* [PROMPT]: Write out, unchanged, the lines from the one holding "Enumerate this screenshot's" to the close of the listing. Both the first and last lines belong in it.

Structured figure records
※

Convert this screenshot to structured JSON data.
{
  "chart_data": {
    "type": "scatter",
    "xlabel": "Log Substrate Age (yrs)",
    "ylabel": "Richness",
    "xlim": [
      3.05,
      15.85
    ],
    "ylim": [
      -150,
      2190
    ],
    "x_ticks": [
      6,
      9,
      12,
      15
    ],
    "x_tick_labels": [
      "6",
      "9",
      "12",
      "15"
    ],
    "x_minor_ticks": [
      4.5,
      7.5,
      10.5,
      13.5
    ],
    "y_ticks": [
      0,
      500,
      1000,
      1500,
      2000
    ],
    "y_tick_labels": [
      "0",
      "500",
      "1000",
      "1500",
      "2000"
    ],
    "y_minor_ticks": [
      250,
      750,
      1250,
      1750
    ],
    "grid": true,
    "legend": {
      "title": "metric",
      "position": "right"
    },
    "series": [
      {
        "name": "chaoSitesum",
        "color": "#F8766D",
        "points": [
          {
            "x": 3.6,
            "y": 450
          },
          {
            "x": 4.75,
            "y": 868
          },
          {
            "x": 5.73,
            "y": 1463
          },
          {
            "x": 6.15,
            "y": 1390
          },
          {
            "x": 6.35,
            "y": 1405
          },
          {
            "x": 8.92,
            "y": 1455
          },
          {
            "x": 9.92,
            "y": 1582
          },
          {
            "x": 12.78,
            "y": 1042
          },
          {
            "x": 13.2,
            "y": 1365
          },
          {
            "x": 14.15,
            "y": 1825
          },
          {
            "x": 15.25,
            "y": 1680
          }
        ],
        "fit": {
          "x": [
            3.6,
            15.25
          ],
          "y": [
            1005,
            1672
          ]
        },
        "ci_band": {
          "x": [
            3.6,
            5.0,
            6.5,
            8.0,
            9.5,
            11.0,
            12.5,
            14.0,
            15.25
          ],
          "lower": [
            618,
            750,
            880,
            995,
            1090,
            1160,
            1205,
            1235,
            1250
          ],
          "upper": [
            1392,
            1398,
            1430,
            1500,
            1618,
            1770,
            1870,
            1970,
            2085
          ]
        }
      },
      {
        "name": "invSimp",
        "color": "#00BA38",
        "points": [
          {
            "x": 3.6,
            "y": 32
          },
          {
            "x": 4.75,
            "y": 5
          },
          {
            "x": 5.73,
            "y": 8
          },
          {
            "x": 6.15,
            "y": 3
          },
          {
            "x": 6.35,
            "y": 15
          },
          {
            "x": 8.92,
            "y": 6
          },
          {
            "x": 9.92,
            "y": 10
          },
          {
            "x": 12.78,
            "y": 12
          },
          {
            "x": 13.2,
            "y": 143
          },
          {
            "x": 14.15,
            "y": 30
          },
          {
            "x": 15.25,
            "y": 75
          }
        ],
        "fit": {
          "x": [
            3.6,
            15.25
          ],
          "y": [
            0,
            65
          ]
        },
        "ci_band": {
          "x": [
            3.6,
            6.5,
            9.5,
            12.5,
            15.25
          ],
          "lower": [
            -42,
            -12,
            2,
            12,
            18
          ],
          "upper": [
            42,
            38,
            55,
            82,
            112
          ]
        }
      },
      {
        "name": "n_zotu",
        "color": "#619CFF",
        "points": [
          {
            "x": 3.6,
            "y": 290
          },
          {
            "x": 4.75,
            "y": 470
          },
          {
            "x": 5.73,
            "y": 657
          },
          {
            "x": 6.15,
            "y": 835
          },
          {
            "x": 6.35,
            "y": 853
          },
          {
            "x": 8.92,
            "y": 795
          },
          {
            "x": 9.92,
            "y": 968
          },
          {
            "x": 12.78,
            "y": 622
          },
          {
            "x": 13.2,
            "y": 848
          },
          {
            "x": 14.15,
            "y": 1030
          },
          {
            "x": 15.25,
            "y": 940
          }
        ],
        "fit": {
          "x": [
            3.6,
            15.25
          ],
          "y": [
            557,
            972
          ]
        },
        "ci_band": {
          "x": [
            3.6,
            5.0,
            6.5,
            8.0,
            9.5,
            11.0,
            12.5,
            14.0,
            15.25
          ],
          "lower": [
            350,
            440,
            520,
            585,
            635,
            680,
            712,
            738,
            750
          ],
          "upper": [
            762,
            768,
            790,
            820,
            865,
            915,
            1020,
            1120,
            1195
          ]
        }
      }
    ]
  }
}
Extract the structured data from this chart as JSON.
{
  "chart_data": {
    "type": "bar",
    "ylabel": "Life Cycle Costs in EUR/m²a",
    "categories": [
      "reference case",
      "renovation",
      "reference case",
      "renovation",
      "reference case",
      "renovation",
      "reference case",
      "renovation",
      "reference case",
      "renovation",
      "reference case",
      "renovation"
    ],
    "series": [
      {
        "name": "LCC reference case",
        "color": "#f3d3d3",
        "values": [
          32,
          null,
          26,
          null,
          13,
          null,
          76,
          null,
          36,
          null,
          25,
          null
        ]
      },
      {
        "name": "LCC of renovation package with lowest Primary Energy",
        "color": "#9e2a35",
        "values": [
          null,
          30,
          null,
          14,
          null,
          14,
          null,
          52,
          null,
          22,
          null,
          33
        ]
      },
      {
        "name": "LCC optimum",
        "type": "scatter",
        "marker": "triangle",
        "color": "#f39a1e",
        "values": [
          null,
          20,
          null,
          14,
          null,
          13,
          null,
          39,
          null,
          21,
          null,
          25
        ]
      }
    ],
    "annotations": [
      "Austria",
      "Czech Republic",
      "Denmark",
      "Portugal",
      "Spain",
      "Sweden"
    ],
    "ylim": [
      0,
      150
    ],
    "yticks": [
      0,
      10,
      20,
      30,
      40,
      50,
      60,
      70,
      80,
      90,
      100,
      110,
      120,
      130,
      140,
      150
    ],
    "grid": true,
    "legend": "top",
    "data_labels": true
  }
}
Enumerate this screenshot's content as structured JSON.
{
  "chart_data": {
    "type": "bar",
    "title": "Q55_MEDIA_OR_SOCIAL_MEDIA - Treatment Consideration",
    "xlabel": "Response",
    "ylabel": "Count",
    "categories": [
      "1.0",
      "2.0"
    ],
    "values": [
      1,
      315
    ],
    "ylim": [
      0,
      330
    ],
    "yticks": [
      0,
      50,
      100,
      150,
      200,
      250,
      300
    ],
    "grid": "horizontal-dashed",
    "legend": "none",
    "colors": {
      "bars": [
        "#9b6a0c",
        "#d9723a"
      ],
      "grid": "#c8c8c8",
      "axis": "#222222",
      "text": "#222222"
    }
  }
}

※

* [FINISHED TASK]:
Enumerate this screenshot's content as structured JSON.
{
  "chart_data": {
    "type": "bar",
    "title": "Q55_MEDIA_OR_SOCIAL_MEDIA - Treatment Consideration",
    "xlabel": "Response",
    "ylabel": "Count",
    "categories": [
      "1.0",
      "2.0"
    ],
    "values": [
      1,
      315
    ],
    "ylim": [
      0,
      330
    ],
    "yticks": [
      0,
      50,
      100,
      150,
      200,
      250,
      300
    ],
    "grid": "horizontal-dashed",
    "legend": "none",
    "colors": {
      "bars": [
        "#9b6a0c",
        "#d9723a"
      ],
      "grid": "#c8c8c8",
      "axis": "#222222",
      "text": "#222222"
    }
  }
}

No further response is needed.